_Your task_:
Print every entry word for word, but omit the pictures.
'''
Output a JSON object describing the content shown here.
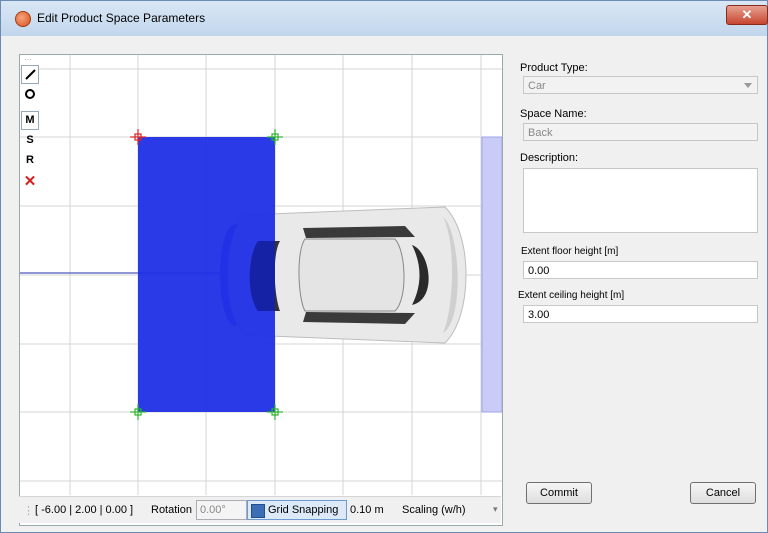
{
  "window": {
    "title": "Edit Product Space Parameters",
    "close_glyph": "✕"
  },
  "toolbar": {
    "tools": [
      {
        "name": "pencil-icon",
        "glyph": ""
      },
      {
        "name": "circle-icon",
        "glyph": ""
      },
      {
        "name": "tool-m",
        "glyph": "M"
      },
      {
        "name": "tool-s",
        "glyph": "S"
      },
      {
        "name": "tool-r",
        "glyph": "R"
      },
      {
        "name": "delete-icon",
        "glyph": "✕"
      }
    ]
  },
  "status": {
    "coordinates": "[ -6.00 | 2.00 | 0.00 ]",
    "rotation_label": "Rotation",
    "rotation_value": "0.00°",
    "grid_snapping_label": "Grid Snapping",
    "grid_size": "0.10 m",
    "scaling_label": "Scaling (w/h)"
  },
  "form": {
    "product_type_label": "Product Type:",
    "product_type_value": "Car",
    "space_name_label": "Space Name:",
    "space_name_value": "Back",
    "description_label": "Description:",
    "description_value": "",
    "floor_label": "Extent floor height [m]",
    "floor_value": "0.00",
    "ceiling_label": "Extent ceiling height [m]",
    "ceiling_value": "3.00",
    "commit_label": "Commit",
    "cancel_label": "Cancel"
  },
  "colors": {
    "space_fill": "#1f2fe6",
    "accent": "#3a6fb6"
  }
}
'''
_Output of the exercise_:
Output a JSON object describing the content shown here.
{
  "window": {
    "title": "Edit Product Space Parameters",
    "close_glyph": "✕"
  },
  "toolbar": {
    "tools": [
      {
        "name": "pencil-icon",
        "glyph": ""
      },
      {
        "name": "circle-icon",
        "glyph": ""
      },
      {
        "name": "tool-m",
        "glyph": "M"
      },
      {
        "name": "tool-s",
        "glyph": "S"
      },
      {
        "name": "tool-r",
        "glyph": "R"
      },
      {
        "name": "delete-icon",
        "glyph": "✕"
      }
    ]
  },
  "status": {
    "coordinates": "[ -6.00 | 2.00 | 0.00 ]",
    "rotation_label": "Rotation",
    "rotation_value": "0.00°",
    "grid_snapping_label": "Grid Snapping",
    "grid_size": "0.10 m",
    "scaling_label": "Scaling (w/h)"
  },
  "form": {
    "product_type_label": "Product Type:",
    "product_type_value": "Car",
    "space_name_label": "Space Name:",
    "space_name_value": "Back",
    "description_label": "Description:",
    "description_value": "",
    "floor_label": "Extent floor height [m]",
    "floor_value": "0.00",
    "ceiling_label": "Extent ceiling height [m]",
    "ceiling_value": "3.00",
    "commit_label": "Commit",
    "cancel_label": "Cancel"
  },
  "colors": {
    "space_fill": "#1f2fe6",
    "accent": "#3a6fb6"
  }
}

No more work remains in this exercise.